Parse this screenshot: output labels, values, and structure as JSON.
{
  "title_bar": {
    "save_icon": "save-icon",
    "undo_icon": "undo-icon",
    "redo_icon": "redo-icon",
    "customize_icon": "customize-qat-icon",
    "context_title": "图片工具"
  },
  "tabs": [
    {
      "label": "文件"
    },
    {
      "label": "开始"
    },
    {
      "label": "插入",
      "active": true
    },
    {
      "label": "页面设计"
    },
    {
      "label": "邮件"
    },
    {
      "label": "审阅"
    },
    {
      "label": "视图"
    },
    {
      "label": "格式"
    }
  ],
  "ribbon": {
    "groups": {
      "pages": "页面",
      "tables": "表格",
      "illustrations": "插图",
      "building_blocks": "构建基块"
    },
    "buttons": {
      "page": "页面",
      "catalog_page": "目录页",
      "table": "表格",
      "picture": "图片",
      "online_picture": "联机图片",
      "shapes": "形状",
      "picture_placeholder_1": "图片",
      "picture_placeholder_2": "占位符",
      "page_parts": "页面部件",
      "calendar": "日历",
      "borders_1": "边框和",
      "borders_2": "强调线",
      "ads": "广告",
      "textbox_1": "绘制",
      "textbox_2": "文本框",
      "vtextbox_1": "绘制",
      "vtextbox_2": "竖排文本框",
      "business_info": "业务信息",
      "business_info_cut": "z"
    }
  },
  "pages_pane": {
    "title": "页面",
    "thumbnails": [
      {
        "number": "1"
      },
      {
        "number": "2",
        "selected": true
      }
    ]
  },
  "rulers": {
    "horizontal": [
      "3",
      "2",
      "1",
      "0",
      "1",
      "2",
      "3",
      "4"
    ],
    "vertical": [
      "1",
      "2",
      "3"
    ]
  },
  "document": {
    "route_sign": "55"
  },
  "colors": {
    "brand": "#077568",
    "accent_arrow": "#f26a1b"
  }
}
════════════════
**GOAL:** Faithfully transcribe the whole of the data.

**ANSWER TO THIS EXERCISE:**
Parse this screenshot: output labels, values, and structure as JSON.
{
  "title_bar": {
    "save_icon": "save-icon",
    "undo_icon": "undo-icon",
    "redo_icon": "redo-icon",
    "customize_icon": "customize-qat-icon",
    "context_title": "图片工具"
  },
  "tabs": [
    {
      "label": "文件"
    },
    {
      "label": "开始"
    },
    {
      "label": "插入",
      "active": true
    },
    {
      "label": "页面设计"
    },
    {
      "label": "邮件"
    },
    {
      "label": "审阅"
    },
    {
      "label": "视图"
    },
    {
      "label": "格式"
    }
  ],
  "ribbon": {
    "groups": {
      "pages": "页面",
      "tables": "表格",
      "illustrations": "插图",
      "building_blocks": "构建基块"
    },
    "buttons": {
      "page": "页面",
      "catalog_page": "目录页",
      "table": "表格",
      "picture": "图片",
      "online_picture": "联机图片",
      "shapes": "形状",
      "picture_placeholder_1": "图片",
      "picture_placeholder_2": "占位符",
      "page_parts": "页面部件",
      "calendar": "日历",
      "borders_1": "边框和",
      "borders_2": "强调线",
      "ads": "广告",
      "textbox_1": "绘制",
      "textbox_2": "文本框",
      "vtextbox_1": "绘制",
      "vtextbox_2": "竖排文本框",
      "business_info": "业务信息",
      "business_info_cut": "z"
    }
  },
  "pages_pane": {
    "title": "页面",
    "thumbnails": [
      {
        "number": "1"
      },
      {
        "number": "2",
        "selected": true
      }
    ]
  },
  "rulers": {
    "horizontal": [
      "3",
      "2",
      "1",
      "0",
      "1",
      "2",
      "3",
      "4"
    ],
    "vertical": [
      "1",
      "2",
      "3"
    ]
  },
  "document": {
    "route_sign": "55"
  },
  "colors": {
    "brand": "#077568",
    "accent_arrow": "#f26a1b"
  }
}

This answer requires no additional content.